DIRECTIONS FOR THIS TASK =
Retype each entry below exactly as it stands.

DATA FOR THIS EXERCISE =

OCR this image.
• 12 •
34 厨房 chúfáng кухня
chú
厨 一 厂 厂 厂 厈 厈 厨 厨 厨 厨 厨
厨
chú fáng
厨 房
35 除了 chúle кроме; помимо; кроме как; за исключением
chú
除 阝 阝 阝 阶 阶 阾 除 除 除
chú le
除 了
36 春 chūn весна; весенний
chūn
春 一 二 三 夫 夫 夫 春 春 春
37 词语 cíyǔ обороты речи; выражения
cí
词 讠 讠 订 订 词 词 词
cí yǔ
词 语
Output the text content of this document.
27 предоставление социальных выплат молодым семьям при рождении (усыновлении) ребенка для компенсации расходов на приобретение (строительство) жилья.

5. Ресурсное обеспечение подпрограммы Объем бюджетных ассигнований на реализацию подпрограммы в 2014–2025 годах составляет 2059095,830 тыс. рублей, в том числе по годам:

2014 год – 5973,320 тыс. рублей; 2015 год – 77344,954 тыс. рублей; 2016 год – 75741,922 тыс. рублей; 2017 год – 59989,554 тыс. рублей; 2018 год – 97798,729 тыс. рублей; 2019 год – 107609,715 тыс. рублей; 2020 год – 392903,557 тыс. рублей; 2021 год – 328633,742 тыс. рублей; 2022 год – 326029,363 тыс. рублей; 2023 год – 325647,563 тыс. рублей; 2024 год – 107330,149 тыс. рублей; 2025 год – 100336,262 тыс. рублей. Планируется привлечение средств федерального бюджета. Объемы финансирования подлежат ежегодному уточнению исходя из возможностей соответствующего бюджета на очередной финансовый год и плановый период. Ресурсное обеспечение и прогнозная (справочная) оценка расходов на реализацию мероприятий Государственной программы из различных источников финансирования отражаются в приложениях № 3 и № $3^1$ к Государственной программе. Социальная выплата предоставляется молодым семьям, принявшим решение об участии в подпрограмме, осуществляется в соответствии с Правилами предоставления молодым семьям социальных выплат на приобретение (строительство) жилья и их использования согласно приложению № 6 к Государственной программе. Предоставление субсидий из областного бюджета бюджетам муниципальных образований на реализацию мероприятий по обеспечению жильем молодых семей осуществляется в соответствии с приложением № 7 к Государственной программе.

SOLUTION TO THIS TASK =
OCR this image.
• 12 •
34 厨房 chúfáng кухня
chú
厨 一 厂 厂 厂 厈 厈 厨 厨 厨 厨 厨
厨
chú fáng
厨 房
35 除了 chúle кроме; помимо; кроме как; за исключением
chú
除 阝 阝 阝 阶 阶 阾 除 除 除
chú le
除 了
36 春 chūn весна; весенний
chūn
春 一 二 三 夫 夫 夫 春 春 春
37 词语 cíyǔ обороты речи; выражения
cí
词 讠 讠 订 订 词 词 词
cí yǔ
词 语
Output the text content of this document.
27 предоставление социальных выплат молодым семьям при рождении (усыновлении) ребенка для компенсации расходов на приобретение (строительство) жилья.

5. Ресурсное обеспечение подпрограммы Объем бюджетных ассигнований на реализацию подпрограммы в 2014–2025 годах составляет 2059095,830 тыс. рублей, в том числе по годам:

2014 год – 5973,320 тыс. рублей; 2015 год – 77344,954 тыс. рублей; 2016 год – 75741,922 тыс. рублей; 2017 год – 59989,554 тыс. рублей; 2018 год – 97798,729 тыс. рублей; 2019 год – 107609,715 тыс. рублей; 2020 год – 392903,557 тыс. рублей; 2021 год – 328633,742 тыс. рублей; 2022 год – 326029,363 тыс. рублей; 2023 год – 325647,563 тыс. рублей; 2024 год – 107330,149 тыс. рублей; 2025 год – 100336,262 тыс. рублей. Планируется привлечение средств федерального бюджета. Объемы финансирования подлежат ежегодному уточнению исходя из возможностей соответствующего бюджета на очередной финансовый год и плановый период. Ресурсное обеспечение и прогнозная (справочная) оценка расходов на реализацию мероприятий Государственной программы из различных источников финансирования отражаются в приложениях № 3 и № $3^1$ к Государственной программе. Социальная выплата предоставляется молодым семьям, принявшим решение об участии в подпрограмме, осуществляется в соответствии с Правилами предоставления молодым семьям социальных выплат на приобретение (строительство) жилья и их использования согласно приложению № 6 к Государственной программе. Предоставление субсидий из областного бюджета бюджетам муниципальных образований на реализацию мероприятий по обеспечению жильем молодых семей осуществляется в соответствии с приложением № 7 к Государственной программе.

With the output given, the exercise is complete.